Objective » What follows is a block of records; reproduce all of it verbatim.

++++

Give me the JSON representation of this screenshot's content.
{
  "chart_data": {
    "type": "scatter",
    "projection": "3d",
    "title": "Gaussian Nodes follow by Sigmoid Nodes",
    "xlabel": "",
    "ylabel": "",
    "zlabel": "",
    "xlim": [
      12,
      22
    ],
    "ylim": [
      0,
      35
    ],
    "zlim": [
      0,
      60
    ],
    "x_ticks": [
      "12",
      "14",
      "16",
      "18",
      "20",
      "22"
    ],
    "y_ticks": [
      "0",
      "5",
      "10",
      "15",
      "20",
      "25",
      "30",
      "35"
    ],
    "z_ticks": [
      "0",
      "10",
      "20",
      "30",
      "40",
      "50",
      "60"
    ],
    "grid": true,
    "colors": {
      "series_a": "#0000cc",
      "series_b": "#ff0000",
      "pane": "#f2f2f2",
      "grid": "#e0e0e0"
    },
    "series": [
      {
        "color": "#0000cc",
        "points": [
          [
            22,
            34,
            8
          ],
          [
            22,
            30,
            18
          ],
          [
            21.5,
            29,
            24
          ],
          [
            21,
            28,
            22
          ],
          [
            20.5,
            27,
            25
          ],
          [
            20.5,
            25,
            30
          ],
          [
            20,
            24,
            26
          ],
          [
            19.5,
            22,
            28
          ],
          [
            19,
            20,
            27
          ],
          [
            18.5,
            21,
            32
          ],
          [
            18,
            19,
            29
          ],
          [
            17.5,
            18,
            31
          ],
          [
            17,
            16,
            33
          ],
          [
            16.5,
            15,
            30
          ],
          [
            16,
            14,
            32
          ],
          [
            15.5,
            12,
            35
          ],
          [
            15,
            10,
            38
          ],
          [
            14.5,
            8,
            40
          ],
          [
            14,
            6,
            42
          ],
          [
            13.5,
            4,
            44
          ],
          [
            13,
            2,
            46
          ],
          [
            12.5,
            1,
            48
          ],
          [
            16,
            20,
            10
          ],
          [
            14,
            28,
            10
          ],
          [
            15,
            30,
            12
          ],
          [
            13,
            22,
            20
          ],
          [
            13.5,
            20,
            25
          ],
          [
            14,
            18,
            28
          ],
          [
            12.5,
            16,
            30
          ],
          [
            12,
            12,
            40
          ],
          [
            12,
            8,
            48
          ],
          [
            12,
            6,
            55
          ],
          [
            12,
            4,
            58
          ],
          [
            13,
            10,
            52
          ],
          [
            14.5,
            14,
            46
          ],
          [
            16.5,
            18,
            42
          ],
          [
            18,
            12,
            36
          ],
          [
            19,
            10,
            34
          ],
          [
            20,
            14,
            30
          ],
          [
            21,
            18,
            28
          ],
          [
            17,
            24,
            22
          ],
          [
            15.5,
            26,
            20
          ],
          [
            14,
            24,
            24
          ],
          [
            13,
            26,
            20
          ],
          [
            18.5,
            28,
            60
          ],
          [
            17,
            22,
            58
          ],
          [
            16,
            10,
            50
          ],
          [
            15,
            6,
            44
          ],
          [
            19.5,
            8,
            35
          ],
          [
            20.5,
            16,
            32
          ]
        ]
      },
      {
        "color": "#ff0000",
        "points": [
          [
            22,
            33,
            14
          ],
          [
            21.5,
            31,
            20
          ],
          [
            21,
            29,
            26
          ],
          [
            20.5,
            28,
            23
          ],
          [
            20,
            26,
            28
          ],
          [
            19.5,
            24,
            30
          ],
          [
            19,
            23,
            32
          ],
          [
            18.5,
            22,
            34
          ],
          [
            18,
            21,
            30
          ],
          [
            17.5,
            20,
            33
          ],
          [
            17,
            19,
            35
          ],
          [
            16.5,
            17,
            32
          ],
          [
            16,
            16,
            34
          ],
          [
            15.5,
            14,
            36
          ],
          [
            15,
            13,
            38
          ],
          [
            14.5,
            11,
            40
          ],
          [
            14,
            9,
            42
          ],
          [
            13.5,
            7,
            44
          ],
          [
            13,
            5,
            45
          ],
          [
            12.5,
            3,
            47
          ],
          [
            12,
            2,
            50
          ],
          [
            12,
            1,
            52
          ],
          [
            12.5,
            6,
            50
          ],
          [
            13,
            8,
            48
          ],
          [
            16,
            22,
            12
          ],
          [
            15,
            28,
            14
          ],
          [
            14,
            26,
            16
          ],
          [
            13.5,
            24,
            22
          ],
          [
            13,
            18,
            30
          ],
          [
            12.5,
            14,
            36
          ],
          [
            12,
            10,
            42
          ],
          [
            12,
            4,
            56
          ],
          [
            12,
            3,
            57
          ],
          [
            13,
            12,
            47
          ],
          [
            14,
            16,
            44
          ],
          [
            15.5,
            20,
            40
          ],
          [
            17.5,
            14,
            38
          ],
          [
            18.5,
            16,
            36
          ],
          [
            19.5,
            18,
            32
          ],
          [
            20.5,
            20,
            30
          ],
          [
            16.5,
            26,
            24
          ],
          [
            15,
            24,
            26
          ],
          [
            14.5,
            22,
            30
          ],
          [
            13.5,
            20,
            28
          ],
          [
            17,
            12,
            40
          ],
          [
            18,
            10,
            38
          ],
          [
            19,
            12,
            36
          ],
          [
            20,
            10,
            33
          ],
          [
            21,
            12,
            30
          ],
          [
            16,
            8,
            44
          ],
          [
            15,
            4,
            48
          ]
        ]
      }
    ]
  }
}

++++

Finished answer »
Give me the JSON representation of this screenshot's content.
{
  "chart_data": {
    "type": "scatter",
    "projection": "3d",
    "title": "Gaussian Nodes follow by Sigmoid Nodes",
    "xlabel": "",
    "ylabel": "",
    "zlabel": "",
    "xlim": [
      12,
      22
    ],
    "ylim": [
      0,
      35
    ],
    "zlim": [
      0,
      60
    ],
    "x_ticks": [
      "12",
      "14",
      "16",
      "18",
      "20",
      "22"
    ],
    "y_ticks": [
      "0",
      "5",
      "10",
      "15",
      "20",
      "25",
      "30",
      "35"
    ],
    "z_ticks": [
      "0",
      "10",
      "20",
      "30",
      "40",
      "50",
      "60"
    ],
    "grid": true,
    "colors": {
      "series_a": "#0000cc",
      "series_b": "#ff0000",
      "pane": "#f2f2f2",
      "grid": "#e0e0e0"
    },
    "series": [
      {
        "color": "#0000cc",
        "points": [
          [
            22,
            34,
            8
          ],
          [
            22,
            30,
            18
          ],
          [
            21.5,
            29,
            24
          ],
          [
            21,
            28,
            22
          ],
          [
            20.5,
            27,
            25
          ],
          [
            20.5,
            25,
            30
          ],
          [
            20,
            24,
            26
          ],
          [
            19.5,
            22,
            28
          ],
          [
            19,
            20,
            27
          ],
          [
            18.5,
            21,
            32
          ],
          [
            18,
            19,
            29
          ],
          [
            17.5,
            18,
            31
          ],
          [
            17,
            16,
            33
          ],
          [
            16.5,
            15,
            30
          ],
          [
            16,
            14,
            32
          ],
          [
            15.5,
            12,
            35
          ],
          [
            15,
            10,
            38
          ],
          [
            14.5,
            8,
            40
          ],
          [
            14,
            6,
            42
          ],
          [
            13.5,
            4,
            44
          ],
          [
            13,
            2,
            46
          ],
          [
            12.5,
            1,
            48
          ],
          [
            16,
            20,
            10
          ],
          [
            14,
            28,
            10
          ],
          [
            15,
            30,
            12
          ],
          [
            13,
            22,
            20
          ],
          [
            13.5,
            20,
            25
          ],
          [
            14,
            18,
            28
          ],
          [
            12.5,
            16,
            30
          ],
          [
            12,
            12,
            40
          ],
          [
            12,
            8,
            48
          ],
          [
            12,
            6,
            55
          ],
          [
            12,
            4,
            58
          ],
          [
            13,
            10,
            52
          ],
          [
            14.5,
            14,
            46
          ],
          [
            16.5,
            18,
            42
          ],
          [
            18,
            12,
            36
          ],
          [
            19,
            10,
            34
          ],
          [
            20,
            14,
            30
          ],
          [
            21,
            18,
            28
          ],
          [
            17,
            24,
            22
          ],
          [
            15.5,
            26,
            20
          ],
          [
            14,
            24,
            24
          ],
          [
            13,
            26,
            20
          ],
          [
            18.5,
            28,
            60
          ],
          [
            17,
            22,
            58
          ],
          [
            16,
            10,
            50
          ],
          [
            15,
            6,
            44
          ],
          [
            19.5,
            8,
            35
          ],
          [
            20.5,
            16,
            32
          ]
        ]
      },
      {
        "color": "#ff0000",
        "points": [
          [
            22,
            33,
            14
          ],
          [
            21.5,
            31,
            20
          ],
          [
            21,
            29,
            26
          ],
          [
            20.5,
            28,
            23
          ],
          [
            20,
            26,
            28
          ],
          [
            19.5,
            24,
            30
          ],
          [
            19,
            23,
            32
          ],
          [
            18.5,
            22,
            34
          ],
          [
            18,
            21,
            30
          ],
          [
            17.5,
            20,
            33
          ],
          [
            17,
            19,
            35
          ],
          [
            16.5,
            17,
            32
          ],
          [
            16,
            16,
            34
          ],
          [
            15.5,
            14,
            36
          ],
          [
            15,
            13,
            38
          ],
          [
            14.5,
            11,
            40
          ],
          [
            14,
            9,
            42
          ],
          [
            13.5,
            7,
            44
          ],
          [
            13,
            5,
            45
          ],
          [
            12.5,
            3,
            47
          ],
          [
            12,
            2,
            50
          ],
          [
            12,
            1,
            52
          ],
          [
            12.5,
            6,
            50
          ],
          [
            13,
            8,
            48
          ],
          [
            16,
            22,
            12
          ],
          [
            15,
            28,
            14
          ],
          [
            14,
            26,
            16
          ],
          [
            13.5,
            24,
            22
          ],
          [
            13,
            18,
            30
          ],
          [
            12.5,
            14,
            36
          ],
          [
            12,
            10,
            42
          ],
          [
            12,
            4,
            56
          ],
          [
            12,
            3,
            57
          ],
          [
            13,
            12,
            47
          ],
          [
            14,
            16,
            44
          ],
          [
            15.5,
            20,
            40
          ],
          [
            17.5,
            14,
            38
          ],
          [
            18.5,
            16,
            36
          ],
          [
            19.5,
            18,
            32
          ],
          [
            20.5,
            20,
            30
          ],
          [
            16.5,
            26,
            24
          ],
          [
            15,
            24,
            26
          ],
          [
            14.5,
            22,
            30
          ],
          [
            13.5,
            20,
            28
          ],
          [
            17,
            12,
            40
          ],
          [
            18,
            10,
            38
          ],
          [
            19,
            12,
            36
          ],
          [
            20,
            10,
            33
          ],
          [
            21,
            12,
            30
          ],
          [
            16,
            8,
            44
          ],
          [
            15,
            4,
            48
          ]
        ]
      }
    ]
  }
}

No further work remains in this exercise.